-- AVAILABLE RECORDS --
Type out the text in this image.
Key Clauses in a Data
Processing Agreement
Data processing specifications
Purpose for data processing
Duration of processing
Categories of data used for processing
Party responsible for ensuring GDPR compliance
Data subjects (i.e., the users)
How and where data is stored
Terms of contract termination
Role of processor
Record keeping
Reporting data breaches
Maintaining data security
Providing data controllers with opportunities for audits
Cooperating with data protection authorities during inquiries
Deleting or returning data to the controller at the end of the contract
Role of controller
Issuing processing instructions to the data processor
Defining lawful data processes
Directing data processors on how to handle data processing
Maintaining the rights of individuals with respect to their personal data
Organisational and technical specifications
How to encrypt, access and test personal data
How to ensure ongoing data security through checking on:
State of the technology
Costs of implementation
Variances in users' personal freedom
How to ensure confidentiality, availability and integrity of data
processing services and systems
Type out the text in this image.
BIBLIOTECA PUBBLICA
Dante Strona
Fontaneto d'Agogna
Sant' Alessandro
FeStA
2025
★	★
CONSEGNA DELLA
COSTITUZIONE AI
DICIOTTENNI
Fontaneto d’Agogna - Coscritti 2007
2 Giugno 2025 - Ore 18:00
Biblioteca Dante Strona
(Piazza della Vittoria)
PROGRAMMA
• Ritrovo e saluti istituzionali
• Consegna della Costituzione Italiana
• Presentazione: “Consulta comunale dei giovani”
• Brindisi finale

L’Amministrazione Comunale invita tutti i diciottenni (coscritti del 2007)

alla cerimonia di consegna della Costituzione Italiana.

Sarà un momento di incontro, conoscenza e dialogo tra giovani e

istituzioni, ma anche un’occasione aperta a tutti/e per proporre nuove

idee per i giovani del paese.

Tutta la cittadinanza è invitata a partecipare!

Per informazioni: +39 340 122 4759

-- SET EXERCISE --
Please quote every record above exactly as it appears.

-- FULL ANSWER --
Type out the text in this image.
Key Clauses in a Data
Processing Agreement
Data processing specifications
Purpose for data processing
Duration of processing
Categories of data used for processing
Party responsible for ensuring GDPR compliance
Data subjects (i.e., the users)
How and where data is stored
Terms of contract termination
Role of processor
Record keeping
Reporting data breaches
Maintaining data security
Providing data controllers with opportunities for audits
Cooperating with data protection authorities during inquiries
Deleting or returning data to the controller at the end of the contract
Role of controller
Issuing processing instructions to the data processor
Defining lawful data processes
Directing data processors on how to handle data processing
Maintaining the rights of individuals with respect to their personal data
Organisational and technical specifications
How to encrypt, access and test personal data
How to ensure ongoing data security through checking on:
State of the technology
Costs of implementation
Variances in users' personal freedom
How to ensure confidentiality, availability and integrity of data
processing services and systems
Type out the text in this image.
BIBLIOTECA PUBBLICA
Dante Strona
Fontaneto d'Agogna
Sant' Alessandro
FeStA
2025
★	★
CONSEGNA DELLA
COSTITUZIONE AI
DICIOTTENNI
Fontaneto d’Agogna - Coscritti 2007
2 Giugno 2025 - Ore 18:00
Biblioteca Dante Strona
(Piazza della Vittoria)
PROGRAMMA
• Ritrovo e saluti istituzionali
• Consegna della Costituzione Italiana
• Presentazione: “Consulta comunale dei giovani”
• Brindisi finale

L’Amministrazione Comunale invita tutti i diciottenni (coscritti del 2007)

alla cerimonia di consegna della Costituzione Italiana.

Sarà un momento di incontro, conoscenza e dialogo tra giovani e

istituzioni, ma anche un’occasione aperta a tutti/e per proporre nuove

idee per i giovani del paese.

Tutta la cittadinanza è invitata a partecipare!

Per informazioni: +39 340 122 4759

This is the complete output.